GOALS:
A) Decide whether each statement agrees with the court opinion, answering yes or no and quoting the deciding words. (i) A judge may sit in a cause in which he is interested. (ii) The return must be confined to what took place at the trial. (iii) The fact of consanguinity was set forth in the affidavit.
B) Answer these questions from the court opinion.
(i) What court decided the case?
(ii) In what year was it decided?
(iii) What does a similar objection to a juror concern?
C) Please output the part of the court opinion from "5 Denio 66 |" up to and including "B. 275, § 2.)".

PAGE:
------------------------------------------------
5 Denio 66 | N.Y. Sup. Ct. | 1847
No judge can sit in any cause in which he is a party, or interested, or in which he would be excluded from serving as a juror on the ground of affinity or consanguinity to either of the parties. (2 R. B. 275, § 2.)
The important question, however, is whether the relationship appears in such a manner as to be regarded by the court. For the defendant in error it is urged, that as there was no evidence or admission respecting it, on the trial, and as it was not there made the subject of an objection, or even spoken of, nothing could properly be stated respecting it in the return. The return, however, need not be confined to what took place at the trial. Whatever the justice was bound to return is proved by the statements of that document. As the fact of consanguinity was set forth in the affidavit, the justice was bound to answer respecting it, unless it was impertinent and foreign to the commencement, existence or progress of the action. This cannot be affirmed. It lay at the foundation of the whole proceeding. It referred to the jurisdiction of the court—the vital principle of the suit. Suppose the affidavit had stated that the justice had become a tavern-keeper since his election, or had tried the cause on Sunday, or in a neighboring county, would not his return on either of these points have brought the matter directly before the court, though he should add that the fact was neither admitted or proved on the trial? Had.the justice been asked on the trial whether he was related to the defendant, it would have been his duty to answer truly, and he is equally bound to do so when the inquiry is made for the first time in the affidavit. The objection was not waived by the omission to notice it at the trial. In this respect it is unlike a similar objection to a juror; here it affects the jurisdiction, but in the other case it concerns only the proceedings after jurisdiction has been acquired. The question of jurisdiction may be raised at any lime.
------------------------------------------------
SUPPLIED INFORMATION:
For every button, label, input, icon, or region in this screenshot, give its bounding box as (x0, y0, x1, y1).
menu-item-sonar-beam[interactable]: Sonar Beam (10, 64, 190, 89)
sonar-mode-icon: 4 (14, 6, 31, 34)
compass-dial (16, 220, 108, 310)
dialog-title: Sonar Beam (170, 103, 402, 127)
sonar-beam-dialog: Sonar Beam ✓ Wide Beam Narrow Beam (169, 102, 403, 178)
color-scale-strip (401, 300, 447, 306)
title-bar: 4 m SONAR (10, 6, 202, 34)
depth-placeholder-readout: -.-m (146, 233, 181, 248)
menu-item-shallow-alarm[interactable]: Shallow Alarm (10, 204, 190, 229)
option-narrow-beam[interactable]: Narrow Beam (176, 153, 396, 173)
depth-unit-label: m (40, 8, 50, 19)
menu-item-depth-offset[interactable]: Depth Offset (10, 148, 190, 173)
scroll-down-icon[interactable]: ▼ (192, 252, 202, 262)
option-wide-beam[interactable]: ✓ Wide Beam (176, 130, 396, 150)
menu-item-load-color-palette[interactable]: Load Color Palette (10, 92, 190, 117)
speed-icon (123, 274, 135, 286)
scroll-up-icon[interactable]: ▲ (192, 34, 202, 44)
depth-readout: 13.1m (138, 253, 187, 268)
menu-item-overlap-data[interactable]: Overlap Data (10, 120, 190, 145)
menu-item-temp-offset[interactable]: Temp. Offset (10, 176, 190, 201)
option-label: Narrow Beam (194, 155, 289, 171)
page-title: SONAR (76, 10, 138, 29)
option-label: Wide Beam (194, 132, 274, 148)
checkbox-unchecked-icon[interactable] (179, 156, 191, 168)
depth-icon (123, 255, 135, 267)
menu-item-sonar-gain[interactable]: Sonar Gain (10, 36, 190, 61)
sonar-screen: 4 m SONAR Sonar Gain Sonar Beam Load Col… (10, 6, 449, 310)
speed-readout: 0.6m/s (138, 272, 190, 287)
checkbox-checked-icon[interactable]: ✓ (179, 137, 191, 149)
------------------------------------------------
RESULTS OF THE EXERCISE:
A)
(i) No: "No judge can sit in any cause in which he is a party, or interested"
(ii) No: "The return, however, need not be confined to what took place at the trial."
(iii) Yes: "As the fact of consanguinity was set forth in the affidavit"

B)
(i) N.Y. Sup. Ct.
(ii) 1847
(iii) Only the proceedings after jurisdiction has been acquired.

C)
5 Denio 66 | N.Y. Sup. Ct. | 1847
No judge can sit in any cause in which he is a party, or interested, or in which he would be excluded from serving as a juror on the ground of affinity or consanguinity to either of the parties. (2 R. B. 275, § 2.)